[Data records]
^^^^^^^^

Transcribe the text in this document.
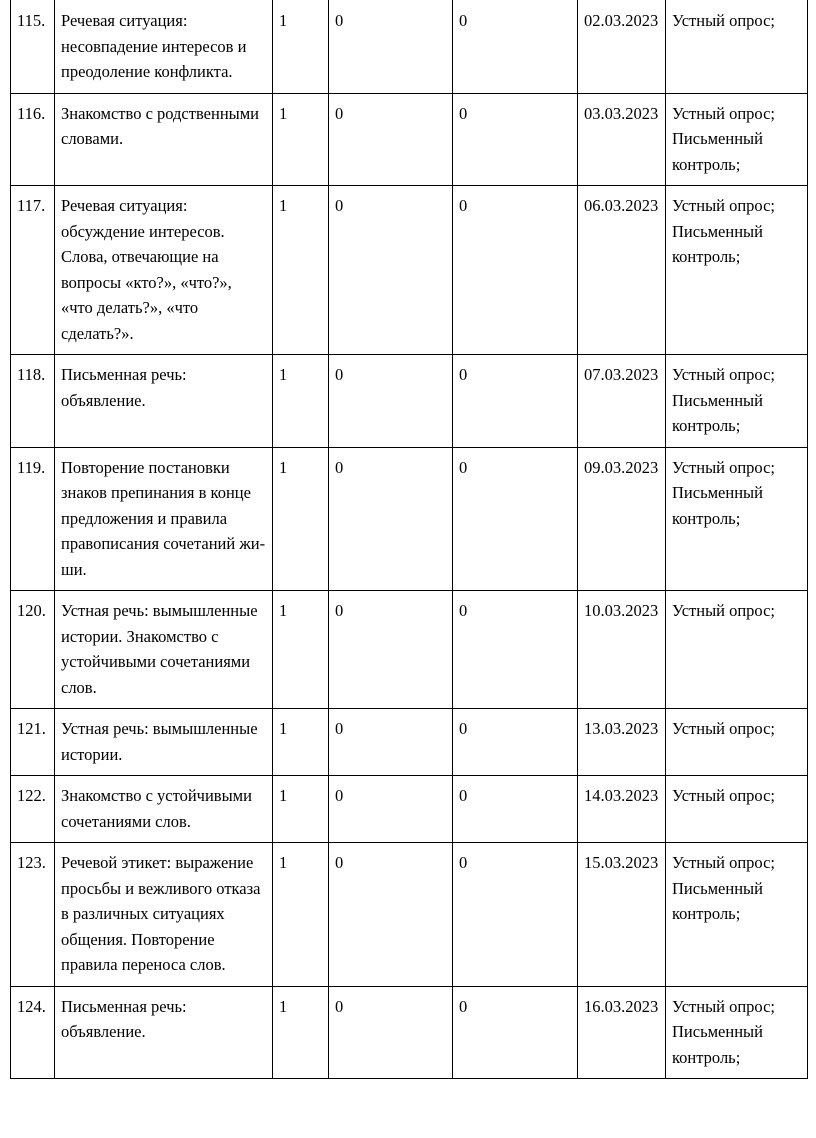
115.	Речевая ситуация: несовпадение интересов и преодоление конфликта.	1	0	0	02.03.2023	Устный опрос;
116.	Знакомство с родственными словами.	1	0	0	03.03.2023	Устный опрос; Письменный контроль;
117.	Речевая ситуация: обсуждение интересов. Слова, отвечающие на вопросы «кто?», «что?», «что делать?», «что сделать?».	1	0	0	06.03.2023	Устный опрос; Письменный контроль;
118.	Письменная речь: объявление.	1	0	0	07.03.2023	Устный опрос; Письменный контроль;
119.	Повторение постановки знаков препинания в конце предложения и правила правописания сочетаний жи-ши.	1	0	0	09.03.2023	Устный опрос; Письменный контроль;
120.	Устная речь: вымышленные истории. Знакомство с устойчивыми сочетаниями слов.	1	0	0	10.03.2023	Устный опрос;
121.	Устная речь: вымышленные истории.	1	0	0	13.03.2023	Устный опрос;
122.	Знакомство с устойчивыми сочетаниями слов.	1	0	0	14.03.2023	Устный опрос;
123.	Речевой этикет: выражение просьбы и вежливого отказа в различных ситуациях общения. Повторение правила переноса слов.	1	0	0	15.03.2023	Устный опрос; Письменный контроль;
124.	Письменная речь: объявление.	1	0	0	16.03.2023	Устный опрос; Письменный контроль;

^^^^^^^^

Return the full material word for word. Do not include the pictures.

- Result for this task
Transcribe the text in this document.
115.	Речевая ситуация: несовпадение интересов и преодоление конфликта.	1	0	0	02.03.2023	Устный опрос;
116.	Знакомство с родственными словами.	1	0	0	03.03.2023	Устный опрос; Письменный контроль;
117.	Речевая ситуация: обсуждение интересов. Слова, отвечающие на вопросы «кто?», «что?», «что делать?», «что сделать?».	1	0	0	06.03.2023	Устный опрос; Письменный контроль;
118.	Письменная речь: объявление.	1	0	0	07.03.2023	Устный опрос; Письменный контроль;
119.	Повторение постановки знаков препинания в конце предложения и правила правописания сочетаний жи-ши.	1	0	0	09.03.2023	Устный опрос; Письменный контроль;
120.	Устная речь: вымышленные истории. Знакомство с устойчивыми сочетаниями слов.	1	0	0	10.03.2023	Устный опрос;
121.	Устная речь: вымышленные истории.	1	0	0	13.03.2023	Устный опрос;
122.	Знакомство с устойчивыми сочетаниями слов.	1	0	0	14.03.2023	Устный опрос;
123.	Речевой этикет: выражение просьбы и вежливого отказа в различных ситуациях общения. Повторение правила переноса слов.	1	0	0	15.03.2023	Устный опрос; Письменный контроль;
124.	Письменная речь: объявление.	1	0	0	16.03.2023	Устный опрос; Письменный контроль;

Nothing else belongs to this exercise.